— start Given records —

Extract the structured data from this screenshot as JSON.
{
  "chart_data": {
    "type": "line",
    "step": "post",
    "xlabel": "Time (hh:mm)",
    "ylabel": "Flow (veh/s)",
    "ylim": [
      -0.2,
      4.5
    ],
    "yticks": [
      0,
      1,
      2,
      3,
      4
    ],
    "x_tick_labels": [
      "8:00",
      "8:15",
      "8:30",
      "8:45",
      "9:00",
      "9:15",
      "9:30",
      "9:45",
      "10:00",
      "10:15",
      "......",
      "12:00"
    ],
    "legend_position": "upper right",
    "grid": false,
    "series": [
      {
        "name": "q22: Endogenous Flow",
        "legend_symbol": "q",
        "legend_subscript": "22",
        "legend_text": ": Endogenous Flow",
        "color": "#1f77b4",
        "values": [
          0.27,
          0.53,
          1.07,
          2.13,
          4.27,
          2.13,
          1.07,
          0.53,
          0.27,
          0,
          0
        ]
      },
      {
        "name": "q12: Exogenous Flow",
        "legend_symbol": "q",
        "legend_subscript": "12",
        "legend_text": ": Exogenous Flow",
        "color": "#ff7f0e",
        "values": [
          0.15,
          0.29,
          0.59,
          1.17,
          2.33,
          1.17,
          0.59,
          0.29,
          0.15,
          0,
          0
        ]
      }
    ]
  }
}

— end Given records —

▶ [Required work]:
Write out all the records above again, exactly as they stand.

▶ [Output of the exercise]:
Extract the structured data from this screenshot as JSON.
{
  "chart_data": {
    "type": "line",
    "step": "post",
    "xlabel": "Time (hh:mm)",
    "ylabel": "Flow (veh/s)",
    "ylim": [
      -0.2,
      4.5
    ],
    "yticks": [
      0,
      1,
      2,
      3,
      4
    ],
    "x_tick_labels": [
      "8:00",
      "8:15",
      "8:30",
      "8:45",
      "9:00",
      "9:15",
      "9:30",
      "9:45",
      "10:00",
      "10:15",
      "......",
      "12:00"
    ],
    "legend_position": "upper right",
    "grid": false,
    "series": [
      {
        "name": "q22: Endogenous Flow",
        "legend_symbol": "q",
        "legend_subscript": "22",
        "legend_text": ": Endogenous Flow",
        "color": "#1f77b4",
        "values": [
          0.27,
          0.53,
          1.07,
          2.13,
          4.27,
          2.13,
          1.07,
          0.53,
          0.27,
          0,
          0
        ]
      },
      {
        "name": "q12: Exogenous Flow",
        "legend_symbol": "q",
        "legend_subscript": "12",
        "legend_text": ": Exogenous Flow",
        "color": "#ff7f0e",
        "values": [
          0.15,
          0.29,
          0.59,
          1.17,
          2.33,
          1.17,
          0.59,
          0.29,
          0.15,
          0,
          0
        ]
      }
    ]
  }
}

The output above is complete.